Output every line below exactly.

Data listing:
▽

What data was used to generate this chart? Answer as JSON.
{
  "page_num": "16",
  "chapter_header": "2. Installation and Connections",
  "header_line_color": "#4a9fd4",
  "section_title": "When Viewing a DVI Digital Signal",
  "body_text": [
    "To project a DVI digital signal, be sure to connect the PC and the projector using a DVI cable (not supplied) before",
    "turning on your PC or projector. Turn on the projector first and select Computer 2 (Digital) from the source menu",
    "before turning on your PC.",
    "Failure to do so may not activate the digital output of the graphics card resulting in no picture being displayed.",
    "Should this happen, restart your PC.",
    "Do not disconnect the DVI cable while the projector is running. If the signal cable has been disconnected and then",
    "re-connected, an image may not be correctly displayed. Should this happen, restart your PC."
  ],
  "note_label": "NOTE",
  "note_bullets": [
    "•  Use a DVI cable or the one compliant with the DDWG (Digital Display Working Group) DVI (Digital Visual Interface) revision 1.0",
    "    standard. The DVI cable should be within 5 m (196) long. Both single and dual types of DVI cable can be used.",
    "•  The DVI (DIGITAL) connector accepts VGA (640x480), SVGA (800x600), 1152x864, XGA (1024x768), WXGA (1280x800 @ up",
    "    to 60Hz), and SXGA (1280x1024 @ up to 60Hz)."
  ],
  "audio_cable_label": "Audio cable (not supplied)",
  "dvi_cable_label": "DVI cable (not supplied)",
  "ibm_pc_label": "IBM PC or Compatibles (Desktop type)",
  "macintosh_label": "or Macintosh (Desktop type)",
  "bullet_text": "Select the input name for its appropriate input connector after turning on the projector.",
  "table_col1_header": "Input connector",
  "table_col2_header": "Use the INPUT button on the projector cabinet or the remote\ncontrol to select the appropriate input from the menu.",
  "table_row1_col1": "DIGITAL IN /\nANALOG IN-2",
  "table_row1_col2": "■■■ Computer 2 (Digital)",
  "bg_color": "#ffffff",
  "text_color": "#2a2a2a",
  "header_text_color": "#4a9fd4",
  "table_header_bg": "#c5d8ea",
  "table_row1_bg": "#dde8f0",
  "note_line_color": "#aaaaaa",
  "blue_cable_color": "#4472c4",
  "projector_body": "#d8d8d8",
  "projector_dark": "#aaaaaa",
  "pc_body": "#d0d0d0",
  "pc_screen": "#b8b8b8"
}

△

■ Solution below:
What data was used to generate this chart? Answer as JSON.
{
  "page_num": "16",
  "chapter_header": "2. Installation and Connections",
  "header_line_color": "#4a9fd4",
  "section_title": "When Viewing a DVI Digital Signal",
  "body_text": [
    "To project a DVI digital signal, be sure to connect the PC and the projector using a DVI cable (not supplied) before",
    "turning on your PC or projector. Turn on the projector first and select Computer 2 (Digital) from the source menu",
    "before turning on your PC.",
    "Failure to do so may not activate the digital output of the graphics card resulting in no picture being displayed.",
    "Should this happen, restart your PC.",
    "Do not disconnect the DVI cable while the projector is running. If the signal cable has been disconnected and then",
    "re-connected, an image may not be correctly displayed. Should this happen, restart your PC."
  ],
  "note_label": "NOTE",
  "note_bullets": [
    "•  Use a DVI cable or the one compliant with the DDWG (Digital Display Working Group) DVI (Digital Visual Interface) revision 1.0",
    "    standard. The DVI cable should be within 5 m (196) long. Both single and dual types of DVI cable can be used.",
    "•  The DVI (DIGITAL) connector accepts VGA (640x480), SVGA (800x600), 1152x864, XGA (1024x768), WXGA (1280x800 @ up",
    "    to 60Hz), and SXGA (1280x1024 @ up to 60Hz)."
  ],
  "audio_cable_label": "Audio cable (not supplied)",
  "dvi_cable_label": "DVI cable (not supplied)",
  "ibm_pc_label": "IBM PC or Compatibles (Desktop type)",
  "macintosh_label": "or Macintosh (Desktop type)",
  "bullet_text": "Select the input name for its appropriate input connector after turning on the projector.",
  "table_col1_header": "Input connector",
  "table_col2_header": "Use the INPUT button on the projector cabinet or the remote\ncontrol to select the appropriate input from the menu.",
  "table_row1_col1": "DIGITAL IN /\nANALOG IN-2",
  "table_row1_col2": "■■■ Computer 2 (Digital)",
  "bg_color": "#ffffff",
  "text_color": "#2a2a2a",
  "header_text_color": "#4a9fd4",
  "table_header_bg": "#c5d8ea",
  "table_row1_bg": "#dde8f0",
  "note_line_color": "#aaaaaa",
  "blue_cable_color": "#4472c4",
  "projector_body": "#d8d8d8",
  "projector_dark": "#aaaaaa",
  "pc_body": "#d0d0d0",
  "pc_screen": "#b8b8b8"
}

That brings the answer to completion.